>>

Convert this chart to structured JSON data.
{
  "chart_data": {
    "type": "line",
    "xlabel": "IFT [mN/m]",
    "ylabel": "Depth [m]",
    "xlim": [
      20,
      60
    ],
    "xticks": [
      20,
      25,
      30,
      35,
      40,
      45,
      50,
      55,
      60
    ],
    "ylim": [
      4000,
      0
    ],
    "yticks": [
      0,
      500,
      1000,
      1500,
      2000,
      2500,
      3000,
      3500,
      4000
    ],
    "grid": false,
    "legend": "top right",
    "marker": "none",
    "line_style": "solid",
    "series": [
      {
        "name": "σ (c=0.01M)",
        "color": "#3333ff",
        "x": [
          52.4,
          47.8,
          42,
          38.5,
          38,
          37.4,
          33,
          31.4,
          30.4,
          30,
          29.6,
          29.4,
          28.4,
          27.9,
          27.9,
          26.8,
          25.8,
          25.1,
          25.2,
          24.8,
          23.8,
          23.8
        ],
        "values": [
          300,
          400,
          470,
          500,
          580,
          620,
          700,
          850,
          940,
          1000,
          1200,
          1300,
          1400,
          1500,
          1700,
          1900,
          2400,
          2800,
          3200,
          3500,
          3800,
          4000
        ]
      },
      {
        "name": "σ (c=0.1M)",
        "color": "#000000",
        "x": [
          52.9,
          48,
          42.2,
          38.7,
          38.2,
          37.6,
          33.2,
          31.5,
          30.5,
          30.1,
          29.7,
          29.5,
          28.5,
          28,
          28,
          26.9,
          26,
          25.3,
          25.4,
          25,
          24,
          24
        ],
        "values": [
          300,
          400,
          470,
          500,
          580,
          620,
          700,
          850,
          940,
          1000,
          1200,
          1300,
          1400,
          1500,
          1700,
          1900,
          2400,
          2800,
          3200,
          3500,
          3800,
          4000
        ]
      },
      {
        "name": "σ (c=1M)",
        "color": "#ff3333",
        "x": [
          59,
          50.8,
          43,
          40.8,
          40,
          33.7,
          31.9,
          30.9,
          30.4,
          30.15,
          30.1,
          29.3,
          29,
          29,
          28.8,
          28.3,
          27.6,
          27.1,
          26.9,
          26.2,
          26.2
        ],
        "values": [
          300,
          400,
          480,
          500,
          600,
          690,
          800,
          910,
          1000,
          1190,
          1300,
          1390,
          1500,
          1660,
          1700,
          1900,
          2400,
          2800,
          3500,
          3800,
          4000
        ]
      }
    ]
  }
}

<<

# [DIRECTIONS]
Print the listing above in its entirety, with every line exact.

# [EXPECTED ANSWER]
Convert this chart to structured JSON data.
{
  "chart_data": {
    "type": "line",
    "xlabel": "IFT [mN/m]",
    "ylabel": "Depth [m]",
    "xlim": [
      20,
      60
    ],
    "xticks": [
      20,
      25,
      30,
      35,
      40,
      45,
      50,
      55,
      60
    ],
    "ylim": [
      4000,
      0
    ],
    "yticks": [
      0,
      500,
      1000,
      1500,
      2000,
      2500,
      3000,
      3500,
      4000
    ],
    "grid": false,
    "legend": "top right",
    "marker": "none",
    "line_style": "solid",
    "series": [
      {
        "name": "σ (c=0.01M)",
        "color": "#3333ff",
        "x": [
          52.4,
          47.8,
          42,
          38.5,
          38,
          37.4,
          33,
          31.4,
          30.4,
          30,
          29.6,
          29.4,
          28.4,
          27.9,
          27.9,
          26.8,
          25.8,
          25.1,
          25.2,
          24.8,
          23.8,
          23.8
        ],
        "values": [
          300,
          400,
          470,
          500,
          580,
          620,
          700,
          850,
          940,
          1000,
          1200,
          1300,
          1400,
          1500,
          1700,
          1900,
          2400,
          2800,
          3200,
          3500,
          3800,
          4000
        ]
      },
      {
        "name": "σ (c=0.1M)",
        "color": "#000000",
        "x": [
          52.9,
          48,
          42.2,
          38.7,
          38.2,
          37.6,
          33.2,
          31.5,
          30.5,
          30.1,
          29.7,
          29.5,
          28.5,
          28,
          28,
          26.9,
          26,
          25.3,
          25.4,
          25,
          24,
          24
        ],
        "values": [
          300,
          400,
          470,
          500,
          580,
          620,
          700,
          850,
          940,
          1000,
          1200,
          1300,
          1400,
          1500,
          1700,
          1900,
          2400,
          2800,
          3200,
          3500,
          3800,
          4000
        ]
      },
      {
        "name": "σ (c=1M)",
        "color": "#ff3333",
        "x": [
          59,
          50.8,
          43,
          40.8,
          40,
          33.7,
          31.9,
          30.9,
          30.4,
          30.15,
          30.1,
          29.3,
          29,
          29,
          28.8,
          28.3,
          27.6,
          27.1,
          26.9,
          26.2,
          26.2
        ],
        "values": [
          300,
          400,
          480,
          500,
          600,
          690,
          800,
          910,
          1000,
          1190,
          1300,
          1390,
          1500,
          1660,
          1700,
          1900,
          2400,
          2800,
          3500,
          3800,
          4000
        ]
      }
    ]
  }
}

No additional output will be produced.